[Records from a collection of figures]
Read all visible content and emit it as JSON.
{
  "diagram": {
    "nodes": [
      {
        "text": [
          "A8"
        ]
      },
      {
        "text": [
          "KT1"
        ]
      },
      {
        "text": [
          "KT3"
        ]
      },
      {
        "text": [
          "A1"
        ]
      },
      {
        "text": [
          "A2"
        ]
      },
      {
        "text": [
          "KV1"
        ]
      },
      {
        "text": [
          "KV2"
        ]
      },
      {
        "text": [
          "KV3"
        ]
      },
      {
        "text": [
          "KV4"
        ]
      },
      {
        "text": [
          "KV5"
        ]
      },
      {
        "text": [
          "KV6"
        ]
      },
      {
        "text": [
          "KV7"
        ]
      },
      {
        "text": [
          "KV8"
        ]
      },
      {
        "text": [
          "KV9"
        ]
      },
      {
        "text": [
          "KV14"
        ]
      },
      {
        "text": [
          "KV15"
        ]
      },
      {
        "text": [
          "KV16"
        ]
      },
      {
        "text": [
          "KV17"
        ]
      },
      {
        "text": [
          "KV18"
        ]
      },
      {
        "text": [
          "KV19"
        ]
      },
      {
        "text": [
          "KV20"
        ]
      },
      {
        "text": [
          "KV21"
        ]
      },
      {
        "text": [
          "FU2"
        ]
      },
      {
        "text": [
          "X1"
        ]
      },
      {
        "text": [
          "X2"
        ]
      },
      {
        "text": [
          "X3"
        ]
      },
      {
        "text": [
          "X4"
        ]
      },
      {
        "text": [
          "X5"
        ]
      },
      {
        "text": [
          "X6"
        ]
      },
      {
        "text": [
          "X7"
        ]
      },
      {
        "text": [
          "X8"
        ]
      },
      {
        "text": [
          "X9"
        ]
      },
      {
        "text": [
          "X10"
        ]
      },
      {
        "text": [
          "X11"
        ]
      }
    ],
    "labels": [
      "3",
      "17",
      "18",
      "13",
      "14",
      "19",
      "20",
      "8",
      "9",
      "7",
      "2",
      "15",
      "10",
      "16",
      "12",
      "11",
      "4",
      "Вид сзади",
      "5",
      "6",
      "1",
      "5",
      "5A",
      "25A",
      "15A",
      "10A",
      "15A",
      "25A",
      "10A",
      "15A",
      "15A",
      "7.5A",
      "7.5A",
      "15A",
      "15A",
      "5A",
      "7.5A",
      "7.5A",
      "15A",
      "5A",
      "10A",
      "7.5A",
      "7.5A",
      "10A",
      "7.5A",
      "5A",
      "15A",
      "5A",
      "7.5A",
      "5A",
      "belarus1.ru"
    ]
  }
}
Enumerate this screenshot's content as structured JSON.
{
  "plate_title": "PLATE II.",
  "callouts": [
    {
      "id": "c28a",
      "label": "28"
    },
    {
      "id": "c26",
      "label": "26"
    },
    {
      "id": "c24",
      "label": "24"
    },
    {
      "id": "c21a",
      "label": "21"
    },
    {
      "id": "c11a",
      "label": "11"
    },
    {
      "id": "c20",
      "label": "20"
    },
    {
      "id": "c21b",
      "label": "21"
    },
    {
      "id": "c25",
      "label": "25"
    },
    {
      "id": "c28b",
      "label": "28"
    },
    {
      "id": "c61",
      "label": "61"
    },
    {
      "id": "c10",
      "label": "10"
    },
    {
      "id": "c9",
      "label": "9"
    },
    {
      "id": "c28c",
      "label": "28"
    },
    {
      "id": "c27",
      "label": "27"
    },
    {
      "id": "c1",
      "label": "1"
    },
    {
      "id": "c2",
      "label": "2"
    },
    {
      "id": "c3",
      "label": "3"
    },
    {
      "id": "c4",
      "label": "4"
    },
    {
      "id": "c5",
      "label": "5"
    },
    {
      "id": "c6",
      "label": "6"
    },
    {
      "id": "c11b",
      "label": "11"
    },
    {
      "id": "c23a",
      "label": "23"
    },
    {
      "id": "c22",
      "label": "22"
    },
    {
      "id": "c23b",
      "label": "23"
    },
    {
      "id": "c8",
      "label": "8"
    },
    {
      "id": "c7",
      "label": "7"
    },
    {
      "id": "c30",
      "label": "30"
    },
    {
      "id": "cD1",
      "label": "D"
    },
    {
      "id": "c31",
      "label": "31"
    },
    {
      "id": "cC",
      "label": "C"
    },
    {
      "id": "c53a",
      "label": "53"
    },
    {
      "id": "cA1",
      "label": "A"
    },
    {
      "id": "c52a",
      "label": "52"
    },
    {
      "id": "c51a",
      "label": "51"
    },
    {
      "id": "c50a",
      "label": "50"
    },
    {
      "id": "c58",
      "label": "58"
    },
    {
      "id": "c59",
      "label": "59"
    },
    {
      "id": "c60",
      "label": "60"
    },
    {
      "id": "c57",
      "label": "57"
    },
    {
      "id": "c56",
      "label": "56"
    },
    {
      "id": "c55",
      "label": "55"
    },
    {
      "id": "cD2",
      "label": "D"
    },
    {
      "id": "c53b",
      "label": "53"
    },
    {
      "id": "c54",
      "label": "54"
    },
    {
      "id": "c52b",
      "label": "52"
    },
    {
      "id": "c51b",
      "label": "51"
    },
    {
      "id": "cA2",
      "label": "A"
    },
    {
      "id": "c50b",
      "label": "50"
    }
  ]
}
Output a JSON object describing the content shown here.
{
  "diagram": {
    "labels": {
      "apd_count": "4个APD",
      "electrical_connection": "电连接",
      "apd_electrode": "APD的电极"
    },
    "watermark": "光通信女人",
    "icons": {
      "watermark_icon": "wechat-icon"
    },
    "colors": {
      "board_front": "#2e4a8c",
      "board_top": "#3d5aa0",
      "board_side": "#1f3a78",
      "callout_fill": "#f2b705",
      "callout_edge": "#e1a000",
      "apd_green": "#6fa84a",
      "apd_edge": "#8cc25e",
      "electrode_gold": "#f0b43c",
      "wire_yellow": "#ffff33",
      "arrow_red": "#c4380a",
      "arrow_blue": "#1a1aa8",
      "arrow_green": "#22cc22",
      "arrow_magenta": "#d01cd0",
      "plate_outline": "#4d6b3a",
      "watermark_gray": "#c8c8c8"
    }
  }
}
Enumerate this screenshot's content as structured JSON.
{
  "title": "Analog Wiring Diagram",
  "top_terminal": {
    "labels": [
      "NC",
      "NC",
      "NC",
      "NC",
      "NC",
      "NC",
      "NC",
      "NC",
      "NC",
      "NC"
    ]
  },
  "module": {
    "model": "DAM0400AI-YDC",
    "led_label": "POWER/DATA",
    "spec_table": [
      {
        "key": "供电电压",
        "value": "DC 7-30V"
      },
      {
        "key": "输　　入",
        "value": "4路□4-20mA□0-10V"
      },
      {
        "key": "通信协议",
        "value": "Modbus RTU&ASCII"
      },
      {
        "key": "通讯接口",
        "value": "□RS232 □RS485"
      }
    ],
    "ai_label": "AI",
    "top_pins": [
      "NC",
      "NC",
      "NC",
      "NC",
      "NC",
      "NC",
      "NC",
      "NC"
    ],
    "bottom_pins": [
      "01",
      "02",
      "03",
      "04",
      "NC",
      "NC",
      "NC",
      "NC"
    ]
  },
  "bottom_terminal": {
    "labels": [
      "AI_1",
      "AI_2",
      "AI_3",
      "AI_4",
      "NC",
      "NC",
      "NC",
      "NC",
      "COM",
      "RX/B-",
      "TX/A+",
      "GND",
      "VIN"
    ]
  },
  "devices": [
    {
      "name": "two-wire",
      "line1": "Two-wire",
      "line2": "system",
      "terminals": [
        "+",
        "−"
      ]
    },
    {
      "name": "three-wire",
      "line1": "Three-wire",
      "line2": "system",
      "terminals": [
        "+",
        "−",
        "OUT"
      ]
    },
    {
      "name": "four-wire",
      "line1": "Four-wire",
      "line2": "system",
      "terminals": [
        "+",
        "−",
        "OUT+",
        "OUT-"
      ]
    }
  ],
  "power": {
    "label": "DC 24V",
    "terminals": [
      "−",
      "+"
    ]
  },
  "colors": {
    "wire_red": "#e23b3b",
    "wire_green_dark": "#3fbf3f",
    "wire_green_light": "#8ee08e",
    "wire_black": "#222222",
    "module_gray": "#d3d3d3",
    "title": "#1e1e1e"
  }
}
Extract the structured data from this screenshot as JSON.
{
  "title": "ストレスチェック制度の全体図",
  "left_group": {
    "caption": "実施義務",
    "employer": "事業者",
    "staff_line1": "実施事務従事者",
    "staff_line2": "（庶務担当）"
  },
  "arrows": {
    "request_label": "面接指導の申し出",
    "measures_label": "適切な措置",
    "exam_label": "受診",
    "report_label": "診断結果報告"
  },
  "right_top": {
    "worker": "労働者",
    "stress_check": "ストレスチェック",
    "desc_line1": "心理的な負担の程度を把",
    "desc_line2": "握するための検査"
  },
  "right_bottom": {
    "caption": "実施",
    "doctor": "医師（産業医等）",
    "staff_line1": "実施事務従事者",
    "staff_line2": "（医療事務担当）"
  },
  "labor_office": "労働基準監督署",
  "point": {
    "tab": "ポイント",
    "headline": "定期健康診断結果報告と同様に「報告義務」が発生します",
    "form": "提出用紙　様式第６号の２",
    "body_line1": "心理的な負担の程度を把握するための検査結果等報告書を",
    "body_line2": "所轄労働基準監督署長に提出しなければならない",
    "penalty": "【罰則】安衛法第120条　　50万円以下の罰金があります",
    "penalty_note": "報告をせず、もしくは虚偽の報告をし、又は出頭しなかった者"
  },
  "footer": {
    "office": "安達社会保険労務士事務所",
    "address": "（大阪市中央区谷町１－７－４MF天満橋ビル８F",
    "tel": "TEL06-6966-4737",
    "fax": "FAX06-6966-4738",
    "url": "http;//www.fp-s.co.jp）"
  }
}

● Problem requirements: Go through the material and copy out every line with "content" in it.

● Result for this exercise:
Read all visible content and emit it as JSON.
Enumerate this screenshot's content as structured JSON.
Output a JSON object describing the content shown here.
Enumerate this screenshot's content as structured JSON.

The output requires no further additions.